» WHAT THE EXERCISE ASKS
Rewrite the data with every "Bar" renamed to "Rectangle" and everything else left unchanged. Leave the pictures out.

» TASK INPUT
▬▬▬

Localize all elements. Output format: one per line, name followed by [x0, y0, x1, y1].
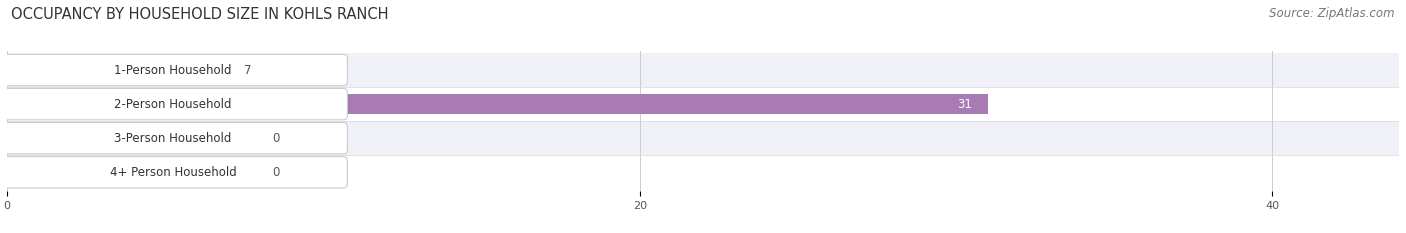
Text: 0: 0 — [271, 166, 280, 179]
Bar — [7, 94, 987, 114]
Bar — [7, 121, 1399, 155]
Text: 3-Person Household: 3-Person Household — [114, 132, 232, 145]
Bar — [7, 128, 256, 148]
FancyBboxPatch shape — [0, 157, 347, 188]
Text: 31: 31 — [957, 98, 972, 111]
Bar — [7, 53, 1399, 87]
Text: 7: 7 — [245, 64, 252, 76]
Text: Source: ZipAtlas.com: Source: ZipAtlas.com — [1270, 7, 1395, 20]
Text: 1-Person Household: 1-Person Household — [114, 64, 232, 76]
Text: 4+ Person Household: 4+ Person Household — [110, 166, 236, 179]
Bar — [7, 155, 1399, 189]
Bar — [7, 162, 256, 182]
FancyBboxPatch shape — [0, 123, 347, 154]
Text: 2-Person Household: 2-Person Household — [114, 98, 232, 111]
Text: OCCUPANCY BY HOUSEHOLD SIZE IN KOHLS RANCH: OCCUPANCY BY HOUSEHOLD SIZE IN KOHLS RAN… — [11, 7, 388, 22]
Bar — [7, 60, 229, 80]
Text: 0: 0 — [271, 132, 280, 145]
FancyBboxPatch shape — [0, 89, 347, 120]
Bar — [7, 87, 1399, 121]
FancyBboxPatch shape — [0, 54, 347, 86]
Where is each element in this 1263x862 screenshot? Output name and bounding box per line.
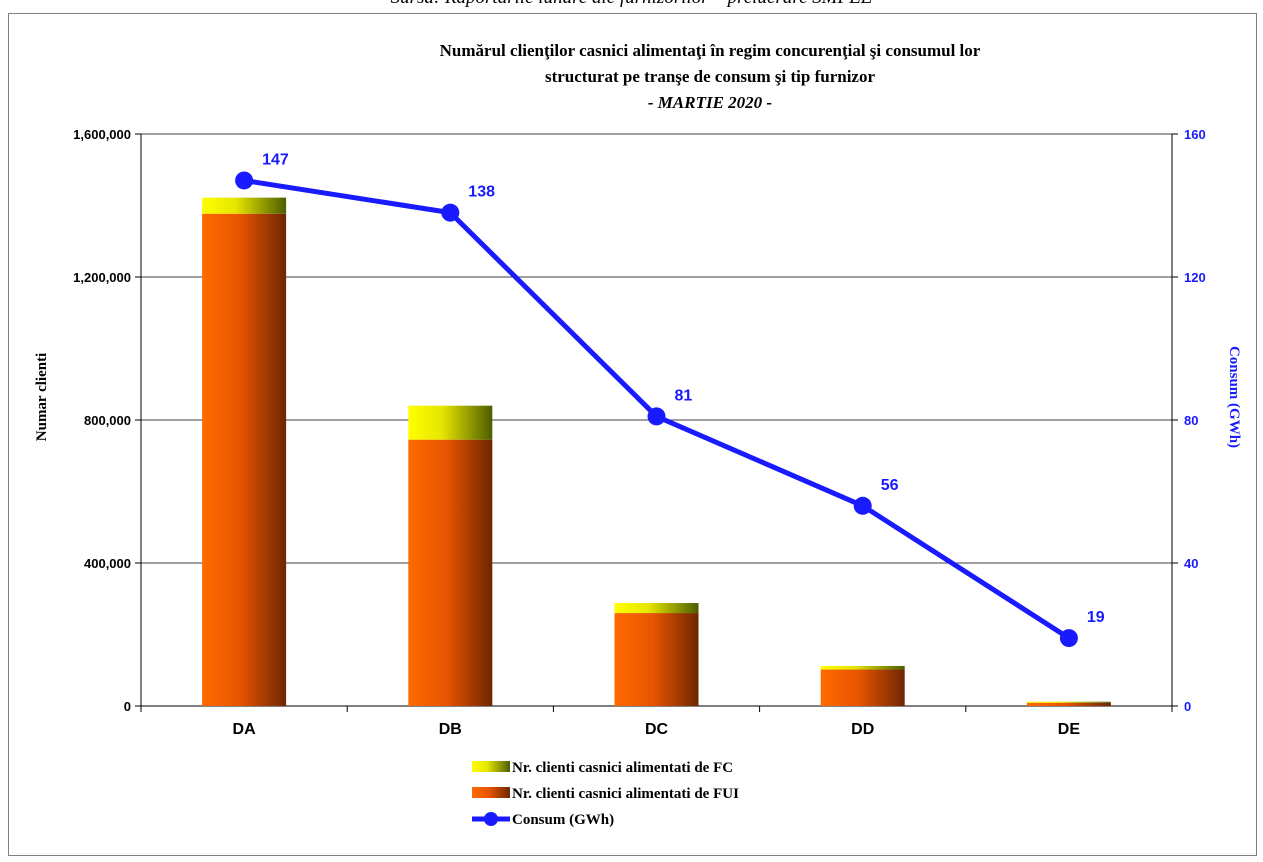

▬▬▬

» SOLUTION BELOW
Localize all elements. Output format: one per line, name followed by [x0, y0, x1, y1].
Text: 0: 0 — [271, 166, 280, 179]
Rectangle — [7, 94, 987, 114]
Rectangle — [7, 121, 1399, 155]
Text: 3-Person Household: 3-Person Household — [114, 132, 232, 145]
Rectangle — [7, 128, 256, 148]
FancyBboxPatch shape — [0, 157, 347, 188]
Text: 31: 31 — [957, 98, 972, 111]
Rectangle — [7, 53, 1399, 87]
Text: 7: 7 — [245, 64, 252, 76]
Text: Source: ZipAtlas.com: Source: ZipAtlas.com — [1270, 7, 1395, 20]
Text: 1-Person Household: 1-Person Household — [114, 64, 232, 76]
Text: 4+ Person Household: 4+ Person Household — [110, 166, 236, 179]
Rectangle — [7, 155, 1399, 189]
Rectangle — [7, 162, 256, 182]
FancyBboxPatch shape — [0, 123, 347, 154]
Text: 2-Person Household: 2-Person Household — [114, 98, 232, 111]
Text: OCCUPANCY BY HOUSEHOLD SIZE IN KOHLS RANCH: OCCUPANCY BY HOUSEHOLD SIZE IN KOHLS RAN… — [11, 7, 388, 22]
Rectangle — [7, 60, 229, 80]
Text: 0: 0 — [271, 132, 280, 145]
FancyBboxPatch shape — [0, 89, 347, 120]
Rectangle — [7, 87, 1399, 121]
FancyBboxPatch shape — [0, 54, 347, 86]
Where is each element in this 1263x862 screenshot? Output name and bounding box per line.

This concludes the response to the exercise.